| Written exercise 1 |
Write out the passage of the blog post about the song "Something Wonderful" from "Captain Von Trapp." up to and including "this song originates.", word for word.
| Written exercise 2 |
Carry on the blog post about the song "Something Wonderful," picking up right after its final sentence.

For a slowed-down jazzy glimpse of "Something Good," check out Adrian Sicam on Microsoft Music. Or watch Karen Walker be silly on Will & Grace.

Tuesday, April 21, 2009

#85: Something Wonderful

He will not always say
What you would have him say
But now and then he'll do
Something wonderful

Captain Von Trapp. The King of Siam. Billy Bigelow. I like to think that the women who love these headstrong, hard-hearted Rodgers and Hammerstein men don't have low expectations; they see something truly special that forgives all of the drama these blokes bring. This particular early Fifties ballad tugs at the heartstrings with its closed melody that opens up like a flower every time it hits the phrase, "Something Wonderful." While I would stay away from operatic interpretations of the song and am partial to Shirley Bassey's full-throated performance here, I also like this stirring, softly soulful version of Amel Larrieux's 2007 album, "Lovely Standards," which rescues this tune from well-meaning sophomores playing Lady Thiang in their high school productions of "The King and I," from where this song originates.

| Raw data |

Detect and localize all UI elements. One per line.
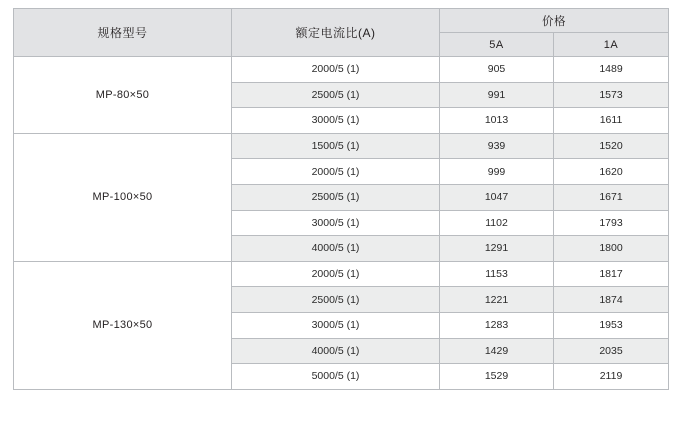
column-header-model: 规格型号 [14, 9, 232, 57]
column-header-price-1a: 1A [554, 33, 669, 57]
cell-price-1a: 1817 [554, 261, 669, 287]
cell-current-ratio: 3000/5 (1) [232, 312, 440, 338]
cell-price-5a: 991 [440, 82, 554, 108]
cell-current-ratio: 1500/5 (1) [232, 133, 440, 159]
cell-price-5a: 1529 [440, 364, 554, 390]
cell-price-5a: 1283 [440, 312, 554, 338]
table-row [14, 57, 669, 83]
cell-model: MP-100×50 [14, 133, 232, 261]
specification-price-table [13, 8, 669, 390]
cell-price-5a: 1429 [440, 338, 554, 364]
cell-current-ratio: 2500/5 (1) [232, 184, 440, 210]
cell-price-5a: 905 [440, 57, 554, 83]
cell-price-1a: 1874 [554, 287, 669, 313]
cell-current-ratio: 2000/5 (1) [232, 159, 440, 185]
cell-current-ratio: 3000/5 (1) [232, 210, 440, 236]
cell-price-1a: 1620 [554, 159, 669, 185]
cell-price-1a: 1489 [554, 57, 669, 83]
cell-current-ratio: 5000/5 (1) [232, 364, 440, 390]
cell-model: MP-130×50 [14, 261, 232, 389]
cell-current-ratio: 2500/5 (1) [232, 82, 440, 108]
cell-price-1a: 1520 [554, 133, 669, 159]
table-row [14, 261, 669, 287]
cell-price-1a: 1800 [554, 236, 669, 262]
cell-price-1a: 1793 [554, 210, 669, 236]
cell-price-5a: 1221 [440, 287, 554, 313]
cell-price-5a: 1291 [440, 236, 554, 262]
cell-price-1a: 1611 [554, 108, 669, 134]
cell-current-ratio: 2000/5 (1) [232, 261, 440, 287]
cell-current-ratio: 4000/5 (1) [232, 236, 440, 262]
column-header-current-ratio: 额定电流比(A) [232, 9, 440, 57]
cell-current-ratio: 3000/5 (1) [232, 108, 440, 134]
cell-price-5a: 939 [440, 133, 554, 159]
column-header-price-5a: 5A [440, 33, 554, 57]
cell-price-1a: 2035 [554, 338, 669, 364]
cell-price-1a: 1573 [554, 82, 669, 108]
cell-price-5a: 1013 [440, 108, 554, 134]
cell-model: MP-80×50 [14, 57, 232, 134]
cell-price-1a: 1671 [554, 184, 669, 210]
cell-price-5a: 1153 [440, 261, 554, 287]
cell-price-5a: 1047 [440, 184, 554, 210]
header-row-primary [14, 9, 669, 33]
cell-price-5a: 999 [440, 159, 554, 185]
cell-price-1a: 2119 [554, 364, 669, 390]
cell-current-ratio: 2500/5 (1) [232, 287, 440, 313]
table-body [14, 57, 669, 390]
column-header-price-group: 价格 [440, 9, 669, 33]
table-header [14, 9, 669, 57]
cell-current-ratio: 4000/5 (1) [232, 338, 440, 364]
cell-price-1a: 1953 [554, 312, 669, 338]
cell-price-5a: 1102 [440, 210, 554, 236]
table-row [14, 133, 669, 159]
cell-current-ratio: 2000/5 (1) [232, 57, 440, 83]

| Exercise result 1 |
Captain Von Trapp. The King of Siam. Billy Bigelow. I like to think that the women who love these headstrong, hard-hearted Rodgers and Hammerstein men don't have low expectations; they see something truly special that forgives all of the drama these blokes bring. This particular early Fifties ballad tugs at the heartstrings with its closed melody that opens up like a flower every time it hits the phrase, "Something Wonderful." While I would stay away from operatic interpretations of the song and am partial to Shirley Bassey's full-throated performance here, I also like this stirring, softly soulful version of Amel Larrieux's 2007 album, "Lovely Standards," which rescues this tune from well-meaning sophomores playing Lady Thiang in their high school productions of "The King and I," from where this song originates.

| Exercise result 2 |
Wednesday, April 1, 2009

#97: I Could Write a Book


If they asked me, I could write a book
About the way you talk
And whisper and look
I could write a preface of how we met
That the world would never forget

This tune is so charming that it captures the "lovers from friends" romance perfectly in "When Harry Met Sally," despite being thick with irony in its original context. Pal Joey, the song-and-dance anti-hero in the 1940's Rodgers and Hart musical of the same name, just met a naive newcomer to the city and is already beguiling her with chapters about their storied romance through this song, despite the fact he's probably never read a book in his life.

I love newcomer Dana Lauren's interpretation on her 2008 album, "Stairway to the Stars," with one verse as a ballad and another up-tempo. Dana's story is incredible: she met Cuban trumpet legend Arturo Sandoval on her 18th birthday when he was performing at the Newport Jazz Festival; they got to talking backstage, where he learned that she was a vocal jazz student at the New England Conservatory. He asked her to perform with him, and the rest is history. In fact, she could write a book. Click here for Dana's MySpace page; then choose this song from her player.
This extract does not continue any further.